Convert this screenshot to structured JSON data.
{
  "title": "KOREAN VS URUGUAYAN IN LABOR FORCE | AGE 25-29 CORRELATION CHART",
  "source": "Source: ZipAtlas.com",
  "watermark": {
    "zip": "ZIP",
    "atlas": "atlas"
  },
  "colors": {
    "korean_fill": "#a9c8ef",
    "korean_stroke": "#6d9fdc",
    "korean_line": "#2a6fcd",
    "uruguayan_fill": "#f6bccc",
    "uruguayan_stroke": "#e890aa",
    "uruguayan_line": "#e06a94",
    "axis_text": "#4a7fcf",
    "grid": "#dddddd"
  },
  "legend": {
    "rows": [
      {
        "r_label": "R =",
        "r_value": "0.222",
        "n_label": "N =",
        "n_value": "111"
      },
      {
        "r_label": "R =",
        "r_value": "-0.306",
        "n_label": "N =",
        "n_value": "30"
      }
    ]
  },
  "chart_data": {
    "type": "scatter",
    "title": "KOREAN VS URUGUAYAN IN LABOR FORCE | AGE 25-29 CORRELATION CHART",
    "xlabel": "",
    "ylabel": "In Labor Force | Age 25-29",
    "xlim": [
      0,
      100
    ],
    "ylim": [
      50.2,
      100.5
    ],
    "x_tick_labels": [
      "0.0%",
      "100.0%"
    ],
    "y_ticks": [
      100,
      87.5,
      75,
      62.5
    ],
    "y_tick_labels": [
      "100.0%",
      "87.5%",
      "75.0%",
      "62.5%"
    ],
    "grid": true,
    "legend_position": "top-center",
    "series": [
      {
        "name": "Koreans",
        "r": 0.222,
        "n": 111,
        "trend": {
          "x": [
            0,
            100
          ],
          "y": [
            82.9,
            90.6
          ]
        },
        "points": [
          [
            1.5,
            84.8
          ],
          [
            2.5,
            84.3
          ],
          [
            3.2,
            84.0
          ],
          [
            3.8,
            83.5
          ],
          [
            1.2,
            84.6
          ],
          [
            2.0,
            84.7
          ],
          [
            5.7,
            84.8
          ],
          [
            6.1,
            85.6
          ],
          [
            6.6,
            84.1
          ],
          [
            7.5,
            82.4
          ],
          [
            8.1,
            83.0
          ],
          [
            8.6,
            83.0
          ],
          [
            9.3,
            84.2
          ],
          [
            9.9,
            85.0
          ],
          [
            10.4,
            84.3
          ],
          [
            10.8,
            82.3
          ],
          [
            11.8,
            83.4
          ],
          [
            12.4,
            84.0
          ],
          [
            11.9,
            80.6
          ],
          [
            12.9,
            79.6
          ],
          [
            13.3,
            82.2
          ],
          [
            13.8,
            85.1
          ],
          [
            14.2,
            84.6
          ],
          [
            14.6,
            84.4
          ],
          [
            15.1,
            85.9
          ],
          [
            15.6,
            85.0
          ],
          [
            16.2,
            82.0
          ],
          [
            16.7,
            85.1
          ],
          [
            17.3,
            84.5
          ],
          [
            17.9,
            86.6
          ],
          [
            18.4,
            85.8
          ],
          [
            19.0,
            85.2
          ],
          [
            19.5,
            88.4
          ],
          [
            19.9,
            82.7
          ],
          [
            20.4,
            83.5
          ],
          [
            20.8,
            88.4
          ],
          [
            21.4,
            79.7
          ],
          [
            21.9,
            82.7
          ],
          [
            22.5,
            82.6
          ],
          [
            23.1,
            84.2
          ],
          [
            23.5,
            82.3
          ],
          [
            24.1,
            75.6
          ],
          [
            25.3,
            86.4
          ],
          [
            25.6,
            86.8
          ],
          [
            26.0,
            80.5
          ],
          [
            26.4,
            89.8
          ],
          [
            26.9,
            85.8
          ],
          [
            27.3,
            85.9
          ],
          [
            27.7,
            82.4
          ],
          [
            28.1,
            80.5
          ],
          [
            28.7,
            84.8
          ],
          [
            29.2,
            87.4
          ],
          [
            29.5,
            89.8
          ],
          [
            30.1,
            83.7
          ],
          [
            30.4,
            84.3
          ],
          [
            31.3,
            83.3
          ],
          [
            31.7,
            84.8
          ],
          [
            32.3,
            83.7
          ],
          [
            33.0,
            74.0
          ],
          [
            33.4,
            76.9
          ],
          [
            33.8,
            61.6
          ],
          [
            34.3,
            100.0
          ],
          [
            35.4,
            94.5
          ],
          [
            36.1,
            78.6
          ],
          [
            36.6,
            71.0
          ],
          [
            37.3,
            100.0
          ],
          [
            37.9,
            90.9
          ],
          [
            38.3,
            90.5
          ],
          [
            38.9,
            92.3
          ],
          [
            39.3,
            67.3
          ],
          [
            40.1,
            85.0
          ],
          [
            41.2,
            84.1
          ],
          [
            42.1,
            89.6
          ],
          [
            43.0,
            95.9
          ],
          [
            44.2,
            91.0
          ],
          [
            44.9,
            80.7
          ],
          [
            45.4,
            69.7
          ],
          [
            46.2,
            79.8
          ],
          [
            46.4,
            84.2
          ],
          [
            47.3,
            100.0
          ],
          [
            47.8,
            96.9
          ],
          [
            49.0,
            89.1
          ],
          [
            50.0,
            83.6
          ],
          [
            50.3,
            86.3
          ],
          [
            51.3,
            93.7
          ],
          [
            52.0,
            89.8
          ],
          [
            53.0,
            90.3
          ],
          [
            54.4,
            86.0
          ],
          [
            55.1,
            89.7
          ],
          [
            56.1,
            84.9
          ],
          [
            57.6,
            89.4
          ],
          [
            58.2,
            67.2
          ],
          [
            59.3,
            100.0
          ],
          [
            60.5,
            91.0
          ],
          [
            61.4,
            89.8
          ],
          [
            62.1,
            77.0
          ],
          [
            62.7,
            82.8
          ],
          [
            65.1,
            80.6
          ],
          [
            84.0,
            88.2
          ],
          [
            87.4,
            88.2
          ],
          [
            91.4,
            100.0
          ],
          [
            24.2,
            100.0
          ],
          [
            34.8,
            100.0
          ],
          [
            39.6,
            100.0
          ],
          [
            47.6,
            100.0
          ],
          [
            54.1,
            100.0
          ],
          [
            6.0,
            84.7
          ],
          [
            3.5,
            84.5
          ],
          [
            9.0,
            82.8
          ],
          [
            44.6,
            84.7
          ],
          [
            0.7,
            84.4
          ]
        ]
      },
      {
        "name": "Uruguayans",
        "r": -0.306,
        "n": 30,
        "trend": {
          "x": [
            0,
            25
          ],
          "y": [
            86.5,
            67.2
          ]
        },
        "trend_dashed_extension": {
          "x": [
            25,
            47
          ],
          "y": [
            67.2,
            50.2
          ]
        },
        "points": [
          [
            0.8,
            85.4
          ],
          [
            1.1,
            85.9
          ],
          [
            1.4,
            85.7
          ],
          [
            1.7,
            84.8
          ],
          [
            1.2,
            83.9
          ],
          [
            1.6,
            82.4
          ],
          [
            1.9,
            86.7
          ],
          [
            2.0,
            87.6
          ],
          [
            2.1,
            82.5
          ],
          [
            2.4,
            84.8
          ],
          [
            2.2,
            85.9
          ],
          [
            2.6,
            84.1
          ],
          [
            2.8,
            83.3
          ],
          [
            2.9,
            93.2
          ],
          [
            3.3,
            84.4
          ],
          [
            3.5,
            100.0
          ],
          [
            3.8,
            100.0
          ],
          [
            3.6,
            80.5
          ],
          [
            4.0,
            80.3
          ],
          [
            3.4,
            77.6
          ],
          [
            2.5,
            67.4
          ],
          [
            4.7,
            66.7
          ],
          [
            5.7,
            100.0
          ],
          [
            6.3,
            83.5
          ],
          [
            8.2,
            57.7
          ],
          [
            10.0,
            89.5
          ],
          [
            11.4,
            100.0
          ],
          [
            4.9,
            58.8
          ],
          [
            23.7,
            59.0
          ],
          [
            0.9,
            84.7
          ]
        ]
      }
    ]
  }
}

+-------+

The exercise: All of the data needs to be printed once more, exactly.

Response:
Convert this screenshot to structured JSON data.
{
  "title": "KOREAN VS URUGUAYAN IN LABOR FORCE | AGE 25-29 CORRELATION CHART",
  "source": "Source: ZipAtlas.com",
  "watermark": {
    "zip": "ZIP",
    "atlas": "atlas"
  },
  "colors": {
    "korean_fill": "#a9c8ef",
    "korean_stroke": "#6d9fdc",
    "korean_line": "#2a6fcd",
    "uruguayan_fill": "#f6bccc",
    "uruguayan_stroke": "#e890aa",
    "uruguayan_line": "#e06a94",
    "axis_text": "#4a7fcf",
    "grid": "#dddddd"
  },
  "legend": {
    "rows": [
      {
        "r_label": "R =",
        "r_value": "0.222",
        "n_label": "N =",
        "n_value": "111"
      },
      {
        "r_label": "R =",
        "r_value": "-0.306",
        "n_label": "N =",
        "n_value": "30"
      }
    ]
  },
  "chart_data": {
    "type": "scatter",
    "title": "KOREAN VS URUGUAYAN IN LABOR FORCE | AGE 25-29 CORRELATION CHART",
    "xlabel": "",
    "ylabel": "In Labor Force | Age 25-29",
    "xlim": [
      0,
      100
    ],
    "ylim": [
      50.2,
      100.5
    ],
    "x_tick_labels": [
      "0.0%",
      "100.0%"
    ],
    "y_ticks": [
      100,
      87.5,
      75,
      62.5
    ],
    "y_tick_labels": [
      "100.0%",
      "87.5%",
      "75.0%",
      "62.5%"
    ],
    "grid": true,
    "legend_position": "top-center",
    "series": [
      {
        "name": "Koreans",
        "r": 0.222,
        "n": 111,
        "trend": {
          "x": [
            0,
            100
          ],
          "y": [
            82.9,
            90.6
          ]
        },
        "points": [
          [
            1.5,
            84.8
          ],
          [
            2.5,
            84.3
          ],
          [
            3.2,
            84.0
          ],
          [
            3.8,
            83.5
          ],
          [
            1.2,
            84.6
          ],
          [
            2.0,
            84.7
          ],
          [
            5.7,
            84.8
          ],
          [
            6.1,
            85.6
          ],
          [
            6.6,
            84.1
          ],
          [
            7.5,
            82.4
          ],
          [
            8.1,
            83.0
          ],
          [
            8.6,
            83.0
          ],
          [
            9.3,
            84.2
          ],
          [
            9.9,
            85.0
          ],
          [
            10.4,
            84.3
          ],
          [
            10.8,
            82.3
          ],
          [
            11.8,
            83.4
          ],
          [
            12.4,
            84.0
          ],
          [
            11.9,
            80.6
          ],
          [
            12.9,
            79.6
          ],
          [
            13.3,
            82.2
          ],
          [
            13.8,
            85.1
          ],
          [
            14.2,
            84.6
          ],
          [
            14.6,
            84.4
          ],
          [
            15.1,
            85.9
          ],
          [
            15.6,
            85.0
          ],
          [
            16.2,
            82.0
          ],
          [
            16.7,
            85.1
          ],
          [
            17.3,
            84.5
          ],
          [
            17.9,
            86.6
          ],
          [
            18.4,
            85.8
          ],
          [
            19.0,
            85.2
          ],
          [
            19.5,
            88.4
          ],
          [
            19.9,
            82.7
          ],
          [
            20.4,
            83.5
          ],
          [
            20.8,
            88.4
          ],
          [
            21.4,
            79.7
          ],
          [
            21.9,
            82.7
          ],
          [
            22.5,
            82.6
          ],
          [
            23.1,
            84.2
          ],
          [
            23.5,
            82.3
          ],
          [
            24.1,
            75.6
          ],
          [
            25.3,
            86.4
          ],
          [
            25.6,
            86.8
          ],
          [
            26.0,
            80.5
          ],
          [
            26.4,
            89.8
          ],
          [
            26.9,
            85.8
          ],
          [
            27.3,
            85.9
          ],
          [
            27.7,
            82.4
          ],
          [
            28.1,
            80.5
          ],
          [
            28.7,
            84.8
          ],
          [
            29.2,
            87.4
          ],
          [
            29.5,
            89.8
          ],
          [
            30.1,
            83.7
          ],
          [
            30.4,
            84.3
          ],
          [
            31.3,
            83.3
          ],
          [
            31.7,
            84.8
          ],
          [
            32.3,
            83.7
          ],
          [
            33.0,
            74.0
          ],
          [
            33.4,
            76.9
          ],
          [
            33.8,
            61.6
          ],
          [
            34.3,
            100.0
          ],
          [
            35.4,
            94.5
          ],
          [
            36.1,
            78.6
          ],
          [
            36.6,
            71.0
          ],
          [
            37.3,
            100.0
          ],
          [
            37.9,
            90.9
          ],
          [
            38.3,
            90.5
          ],
          [
            38.9,
            92.3
          ],
          [
            39.3,
            67.3
          ],
          [
            40.1,
            85.0
          ],
          [
            41.2,
            84.1
          ],
          [
            42.1,
            89.6
          ],
          [
            43.0,
            95.9
          ],
          [
            44.2,
            91.0
          ],
          [
            44.9,
            80.7
          ],
          [
            45.4,
            69.7
          ],
          [
            46.2,
            79.8
          ],
          [
            46.4,
            84.2
          ],
          [
            47.3,
            100.0
          ],
          [
            47.8,
            96.9
          ],
          [
            49.0,
            89.1
          ],
          [
            50.0,
            83.6
          ],
          [
            50.3,
            86.3
          ],
          [
            51.3,
            93.7
          ],
          [
            52.0,
            89.8
          ],
          [
            53.0,
            90.3
          ],
          [
            54.4,
            86.0
          ],
          [
            55.1,
            89.7
          ],
          [
            56.1,
            84.9
          ],
          [
            57.6,
            89.4
          ],
          [
            58.2,
            67.2
          ],
          [
            59.3,
            100.0
          ],
          [
            60.5,
            91.0
          ],
          [
            61.4,
            89.8
          ],
          [
            62.1,
            77.0
          ],
          [
            62.7,
            82.8
          ],
          [
            65.1,
            80.6
          ],
          [
            84.0,
            88.2
          ],
          [
            87.4,
            88.2
          ],
          [
            91.4,
            100.0
          ],
          [
            24.2,
            100.0
          ],
          [
            34.8,
            100.0
          ],
          [
            39.6,
            100.0
          ],
          [
            47.6,
            100.0
          ],
          [
            54.1,
            100.0
          ],
          [
            6.0,
            84.7
          ],
          [
            3.5,
            84.5
          ],
          [
            9.0,
            82.8
          ],
          [
            44.6,
            84.7
          ],
          [
            0.7,
            84.4
          ]
        ]
      },
      {
        "name": "Uruguayans",
        "r": -0.306,
        "n": 30,
        "trend": {
          "x": [
            0,
            25
          ],
          "y": [
            86.5,
            67.2
          ]
        },
        "trend_dashed_extension": {
          "x": [
            25,
            47
          ],
          "y": [
            67.2,
            50.2
          ]
        },
        "points": [
          [
            0.8,
            85.4
          ],
          [
            1.1,
            85.9
          ],
          [
            1.4,
            85.7
          ],
          [
            1.7,
            84.8
          ],
          [
            1.2,
            83.9
          ],
          [
            1.6,
            82.4
          ],
          [
            1.9,
            86.7
          ],
          [
            2.0,
            87.6
          ],
          [
            2.1,
            82.5
          ],
          [
            2.4,
            84.8
          ],
          [
            2.2,
            85.9
          ],
          [
            2.6,
            84.1
          ],
          [
            2.8,
            83.3
          ],
          [
            2.9,
            93.2
          ],
          [
            3.3,
            84.4
          ],
          [
            3.5,
            100.0
          ],
          [
            3.8,
            100.0
          ],
          [
            3.6,
            80.5
          ],
          [
            4.0,
            80.3
          ],
          [
            3.4,
            77.6
          ],
          [
            2.5,
            67.4
          ],
          [
            4.7,
            66.7
          ],
          [
            5.7,
            100.0
          ],
          [
            6.3,
            83.5
          ],
          [
            8.2,
            57.7
          ],
          [
            10.0,
            89.5
          ],
          [
            11.4,
            100.0
          ],
          [
            4.9,
            58.8
          ],
          [
            23.7,
            59.0
          ],
          [
            0.9,
            84.7
          ]
        ]
      }
    ]
  }
}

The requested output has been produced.